Texte:
::::
Comité des droits de l'homme
Quarante-huitième session
ANNEXE
Décisions du Comité des droits de l'homme déclarant irrecevables
des communications présentées en vertu du Protocole facultatif
se rapportant au Pacte international relatif aux droits civils
et politiques
- Quarante-huitième session -
Communication No 501/1992
Présentée par : J. H. W. (nom supprimé)
Au nom de : L'auteur
Etat partie : Pays-Bas
Date de la communication : 5 mai 1992
Le Comité des droits de l'homme, institué en vertu de l'article
28 du Pacte international relatif aux droits civils et politiques,
Réuni le 16 juillet 1993,
Adopte la décision ci-après :
Décision concernant la recevabilité
1. L'auteur de la communication, datée du 5 mai 1992, est J. H. W., citoyen
néerlandais, né le 3 octobre 1919, demeurant actuellement à Wassenaar
(Pays-Bas). Il déclare être victime d'une violation par les Pays-Bas de
l'article 26 et du paragraphe 3 de l'article 2 du Pacte international
relatif aux droits civils et politiques. Il est représenté par un conseil.
::::
Données sources:
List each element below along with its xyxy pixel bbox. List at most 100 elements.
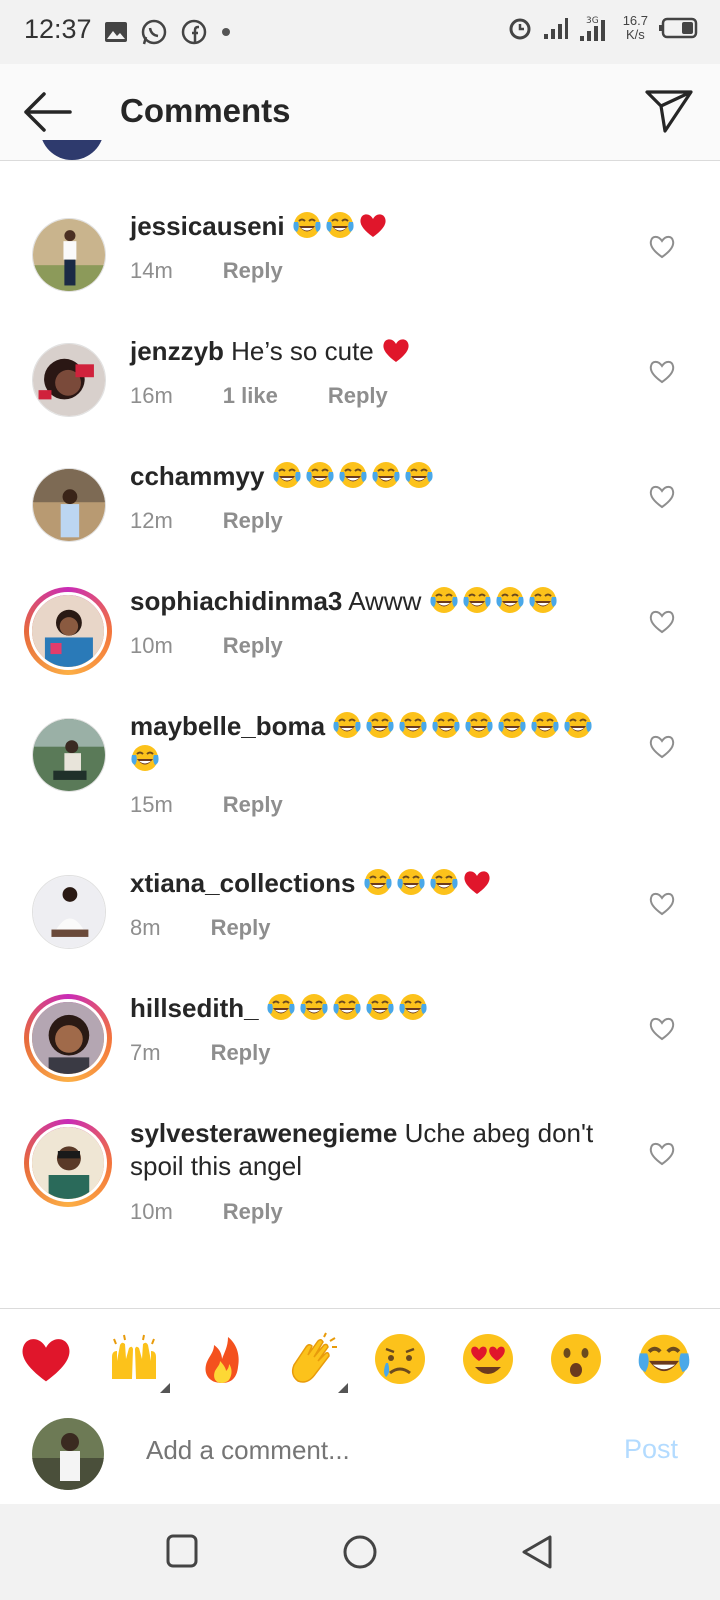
::::
Objectif:
Dans la décision du Comité des droits de l'homme, quel jour le Comité s'est-il réuni ? La liste ci-dessus n'a aucun lien avec le texte.

Résultat obtenu:
Le 16 juillet 1993.